• Task objective: Retype everything in the listing, leaving each line exactly as it is.

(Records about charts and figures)
• • • • •

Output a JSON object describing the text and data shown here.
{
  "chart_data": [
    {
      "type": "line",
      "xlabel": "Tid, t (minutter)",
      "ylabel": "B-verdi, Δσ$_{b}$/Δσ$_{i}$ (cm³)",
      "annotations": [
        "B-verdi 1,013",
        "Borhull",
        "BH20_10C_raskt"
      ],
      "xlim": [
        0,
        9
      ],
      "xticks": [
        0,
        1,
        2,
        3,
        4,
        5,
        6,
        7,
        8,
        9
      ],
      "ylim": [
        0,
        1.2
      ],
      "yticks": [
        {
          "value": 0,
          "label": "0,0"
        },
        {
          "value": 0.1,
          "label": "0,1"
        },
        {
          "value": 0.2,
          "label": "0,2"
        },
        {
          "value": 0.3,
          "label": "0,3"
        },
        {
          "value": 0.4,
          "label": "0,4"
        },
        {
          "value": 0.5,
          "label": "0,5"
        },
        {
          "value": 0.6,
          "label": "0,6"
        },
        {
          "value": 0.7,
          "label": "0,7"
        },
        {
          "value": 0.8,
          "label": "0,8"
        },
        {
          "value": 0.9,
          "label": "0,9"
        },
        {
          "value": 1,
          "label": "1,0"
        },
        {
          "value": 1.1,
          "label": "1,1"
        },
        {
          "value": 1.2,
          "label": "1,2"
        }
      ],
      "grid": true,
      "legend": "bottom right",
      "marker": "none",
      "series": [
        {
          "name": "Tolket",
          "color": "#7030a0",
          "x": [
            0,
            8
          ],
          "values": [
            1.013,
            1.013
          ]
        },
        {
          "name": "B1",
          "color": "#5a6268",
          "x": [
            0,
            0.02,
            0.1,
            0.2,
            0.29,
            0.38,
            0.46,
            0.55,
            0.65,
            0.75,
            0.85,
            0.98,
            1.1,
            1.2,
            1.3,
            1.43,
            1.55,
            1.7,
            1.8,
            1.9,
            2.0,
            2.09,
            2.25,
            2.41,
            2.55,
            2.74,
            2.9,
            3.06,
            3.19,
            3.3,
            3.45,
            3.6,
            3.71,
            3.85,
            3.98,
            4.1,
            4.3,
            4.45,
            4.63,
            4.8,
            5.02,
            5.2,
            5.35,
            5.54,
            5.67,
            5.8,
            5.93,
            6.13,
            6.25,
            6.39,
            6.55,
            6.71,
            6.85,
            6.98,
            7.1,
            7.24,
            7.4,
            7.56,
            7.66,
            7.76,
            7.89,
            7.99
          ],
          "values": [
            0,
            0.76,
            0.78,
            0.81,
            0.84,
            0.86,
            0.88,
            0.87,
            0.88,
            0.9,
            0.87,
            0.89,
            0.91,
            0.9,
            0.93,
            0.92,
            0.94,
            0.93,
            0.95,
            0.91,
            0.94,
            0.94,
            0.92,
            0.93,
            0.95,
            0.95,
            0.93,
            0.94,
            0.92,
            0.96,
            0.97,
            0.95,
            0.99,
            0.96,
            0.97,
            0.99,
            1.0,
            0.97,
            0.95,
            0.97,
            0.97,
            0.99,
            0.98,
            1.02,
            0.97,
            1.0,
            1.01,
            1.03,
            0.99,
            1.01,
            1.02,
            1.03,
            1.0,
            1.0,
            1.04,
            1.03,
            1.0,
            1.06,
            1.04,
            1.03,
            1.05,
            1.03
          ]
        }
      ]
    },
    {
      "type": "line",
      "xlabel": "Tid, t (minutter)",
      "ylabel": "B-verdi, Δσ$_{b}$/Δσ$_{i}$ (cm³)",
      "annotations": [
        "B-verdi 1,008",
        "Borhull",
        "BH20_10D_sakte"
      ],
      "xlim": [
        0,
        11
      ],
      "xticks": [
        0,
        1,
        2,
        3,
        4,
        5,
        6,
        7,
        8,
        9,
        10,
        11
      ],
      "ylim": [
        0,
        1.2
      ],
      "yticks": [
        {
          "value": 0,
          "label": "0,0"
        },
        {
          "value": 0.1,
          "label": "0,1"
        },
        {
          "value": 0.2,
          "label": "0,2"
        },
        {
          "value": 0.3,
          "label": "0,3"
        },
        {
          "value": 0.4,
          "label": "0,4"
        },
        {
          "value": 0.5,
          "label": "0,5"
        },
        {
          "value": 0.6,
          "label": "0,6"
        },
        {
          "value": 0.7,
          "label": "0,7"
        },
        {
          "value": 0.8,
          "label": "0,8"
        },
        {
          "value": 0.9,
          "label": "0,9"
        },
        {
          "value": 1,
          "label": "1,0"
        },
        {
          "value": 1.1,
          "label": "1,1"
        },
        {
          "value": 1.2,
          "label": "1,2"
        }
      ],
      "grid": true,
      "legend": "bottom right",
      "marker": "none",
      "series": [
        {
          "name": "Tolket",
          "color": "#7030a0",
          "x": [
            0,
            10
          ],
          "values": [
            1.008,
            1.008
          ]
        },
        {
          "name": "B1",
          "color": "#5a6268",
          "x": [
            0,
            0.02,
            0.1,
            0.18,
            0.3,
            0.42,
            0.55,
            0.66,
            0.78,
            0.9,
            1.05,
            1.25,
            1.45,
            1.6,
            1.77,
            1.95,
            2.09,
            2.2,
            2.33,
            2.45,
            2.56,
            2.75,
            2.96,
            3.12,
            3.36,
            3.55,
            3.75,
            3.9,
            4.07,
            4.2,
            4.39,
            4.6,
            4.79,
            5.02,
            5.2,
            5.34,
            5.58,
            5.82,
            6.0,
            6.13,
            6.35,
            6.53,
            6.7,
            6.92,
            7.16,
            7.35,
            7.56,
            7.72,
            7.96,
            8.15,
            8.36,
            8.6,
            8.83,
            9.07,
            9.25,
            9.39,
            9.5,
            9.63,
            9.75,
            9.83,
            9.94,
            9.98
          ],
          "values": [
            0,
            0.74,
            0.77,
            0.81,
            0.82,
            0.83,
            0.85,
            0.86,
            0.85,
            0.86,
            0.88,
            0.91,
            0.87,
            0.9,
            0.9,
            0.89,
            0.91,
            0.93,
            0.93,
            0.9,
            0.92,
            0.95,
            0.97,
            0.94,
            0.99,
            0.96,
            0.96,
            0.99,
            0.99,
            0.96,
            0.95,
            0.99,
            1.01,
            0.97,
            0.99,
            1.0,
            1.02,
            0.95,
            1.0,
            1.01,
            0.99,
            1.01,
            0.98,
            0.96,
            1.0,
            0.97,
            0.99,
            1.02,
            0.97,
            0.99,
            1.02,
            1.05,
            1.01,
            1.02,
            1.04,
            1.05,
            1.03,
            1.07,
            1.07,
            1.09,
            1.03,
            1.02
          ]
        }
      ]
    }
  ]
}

• • • • •

• Task result:
Output a JSON object describing the text and data shown here.
{
  "chart_data": [
    {
      "type": "line",
      "xlabel": "Tid, t (minutter)",
      "ylabel": "B-verdi, Δσ$_{b}$/Δσ$_{i}$ (cm³)",
      "annotations": [
        "B-verdi 1,013",
        "Borhull",
        "BH20_10C_raskt"
      ],
      "xlim": [
        0,
        9
      ],
      "xticks": [
        0,
        1,
        2,
        3,
        4,
        5,
        6,
        7,
        8,
        9
      ],
      "ylim": [
        0,
        1.2
      ],
      "yticks": [
        {
          "value": 0,
          "label": "0,0"
        },
        {
          "value": 0.1,
          "label": "0,1"
        },
        {
          "value": 0.2,
          "label": "0,2"
        },
        {
          "value": 0.3,
          "label": "0,3"
        },
        {
          "value": 0.4,
          "label": "0,4"
        },
        {
          "value": 0.5,
          "label": "0,5"
        },
        {
          "value": 0.6,
          "label": "0,6"
        },
        {
          "value": 0.7,
          "label": "0,7"
        },
        {
          "value": 0.8,
          "label": "0,8"
        },
        {
          "value": 0.9,
          "label": "0,9"
        },
        {
          "value": 1,
          "label": "1,0"
        },
        {
          "value": 1.1,
          "label": "1,1"
        },
        {
          "value": 1.2,
          "label": "1,2"
        }
      ],
      "grid": true,
      "legend": "bottom right",
      "marker": "none",
      "series": [
        {
          "name": "Tolket",
          "color": "#7030a0",
          "x": [
            0,
            8
          ],
          "values": [
            1.013,
            1.013
          ]
        },
        {
          "name": "B1",
          "color": "#5a6268",
          "x": [
            0,
            0.02,
            0.1,
            0.2,
            0.29,
            0.38,
            0.46,
            0.55,
            0.65,
            0.75,
            0.85,
            0.98,
            1.1,
            1.2,
            1.3,
            1.43,
            1.55,
            1.7,
            1.8,
            1.9,
            2.0,
            2.09,
            2.25,
            2.41,
            2.55,
            2.74,
            2.9,
            3.06,
            3.19,
            3.3,
            3.45,
            3.6,
            3.71,
            3.85,
            3.98,
            4.1,
            4.3,
            4.45,
            4.63,
            4.8,
            5.02,
            5.2,
            5.35,
            5.54,
            5.67,
            5.8,
            5.93,
            6.13,
            6.25,
            6.39,
            6.55,
            6.71,
            6.85,
            6.98,
            7.1,
            7.24,
            7.4,
            7.56,
            7.66,
            7.76,
            7.89,
            7.99
          ],
          "values": [
            0,
            0.76,
            0.78,
            0.81,
            0.84,
            0.86,
            0.88,
            0.87,
            0.88,
            0.9,
            0.87,
            0.89,
            0.91,
            0.9,
            0.93,
            0.92,
            0.94,
            0.93,
            0.95,
            0.91,
            0.94,
            0.94,
            0.92,
            0.93,
            0.95,
            0.95,
            0.93,
            0.94,
            0.92,
            0.96,
            0.97,
            0.95,
            0.99,
            0.96,
            0.97,
            0.99,
            1.0,
            0.97,
            0.95,
            0.97,
            0.97,
            0.99,
            0.98,
            1.02,
            0.97,
            1.0,
            1.01,
            1.03,
            0.99,
            1.01,
            1.02,
            1.03,
            1.0,
            1.0,
            1.04,
            1.03,
            1.0,
            1.06,
            1.04,
            1.03,
            1.05,
            1.03
          ]
        }
      ]
    },
    {
      "type": "line",
      "xlabel": "Tid, t (minutter)",
      "ylabel": "B-verdi, Δσ$_{b}$/Δσ$_{i}$ (cm³)",
      "annotations": [
        "B-verdi 1,008",
        "Borhull",
        "BH20_10D_sakte"
      ],
      "xlim": [
        0,
        11
      ],
      "xticks": [
        0,
        1,
        2,
        3,
        4,
        5,
        6,
        7,
        8,
        9,
        10,
        11
      ],
      "ylim": [
        0,
        1.2
      ],
      "yticks": [
        {
          "value": 0,
          "label": "0,0"
        },
        {
          "value": 0.1,
          "label": "0,1"
        },
        {
          "value": 0.2,
          "label": "0,2"
        },
        {
          "value": 0.3,
          "label": "0,3"
        },
        {
          "value": 0.4,
          "label": "0,4"
        },
        {
          "value": 0.5,
          "label": "0,5"
        },
        {
          "value": 0.6,
          "label": "0,6"
        },
        {
          "value": 0.7,
          "label": "0,7"
        },
        {
          "value": 0.8,
          "label": "0,8"
        },
        {
          "value": 0.9,
          "label": "0,9"
        },
        {
          "value": 1,
          "label": "1,0"
        },
        {
          "value": 1.1,
          "label": "1,1"
        },
        {
          "value": 1.2,
          "label": "1,2"
        }
      ],
      "grid": true,
      "legend": "bottom right",
      "marker": "none",
      "series": [
        {
          "name": "Tolket",
          "color": "#7030a0",
          "x": [
            0,
            10
          ],
          "values": [
            1.008,
            1.008
          ]
        },
        {
          "name": "B1",
          "color": "#5a6268",
          "x": [
            0,
            0.02,
            0.1,
            0.18,
            0.3,
            0.42,
            0.55,
            0.66,
            0.78,
            0.9,
            1.05,
            1.25,
            1.45,
            1.6,
            1.77,
            1.95,
            2.09,
            2.2,
            2.33,
            2.45,
            2.56,
            2.75,
            2.96,
            3.12,
            3.36,
            3.55,
            3.75,
            3.9,
            4.07,
            4.2,
            4.39,
            4.6,
            4.79,
            5.02,
            5.2,
            5.34,
            5.58,
            5.82,
            6.0,
            6.13,
            6.35,
            6.53,
            6.7,
            6.92,
            7.16,
            7.35,
            7.56,
            7.72,
            7.96,
            8.15,
            8.36,
            8.6,
            8.83,
            9.07,
            9.25,
            9.39,
            9.5,
            9.63,
            9.75,
            9.83,
            9.94,
            9.98
          ],
          "values": [
            0,
            0.74,
            0.77,
            0.81,
            0.82,
            0.83,
            0.85,
            0.86,
            0.85,
            0.86,
            0.88,
            0.91,
            0.87,
            0.9,
            0.9,
            0.89,
            0.91,
            0.93,
            0.93,
            0.9,
            0.92,
            0.95,
            0.97,
            0.94,
            0.99,
            0.96,
            0.96,
            0.99,
            0.99,
            0.96,
            0.95,
            0.99,
            1.01,
            0.97,
            0.99,
            1.0,
            1.02,
            0.95,
            1.0,
            1.01,
            0.99,
            1.01,
            0.98,
            0.96,
            1.0,
            0.97,
            0.99,
            1.02,
            0.97,
            0.99,
            1.02,
            1.05,
            1.01,
            1.02,
            1.04,
            1.05,
            1.03,
            1.07,
            1.07,
            1.09,
            1.03,
            1.02
          ]
        }
      ]
    }
  ]
}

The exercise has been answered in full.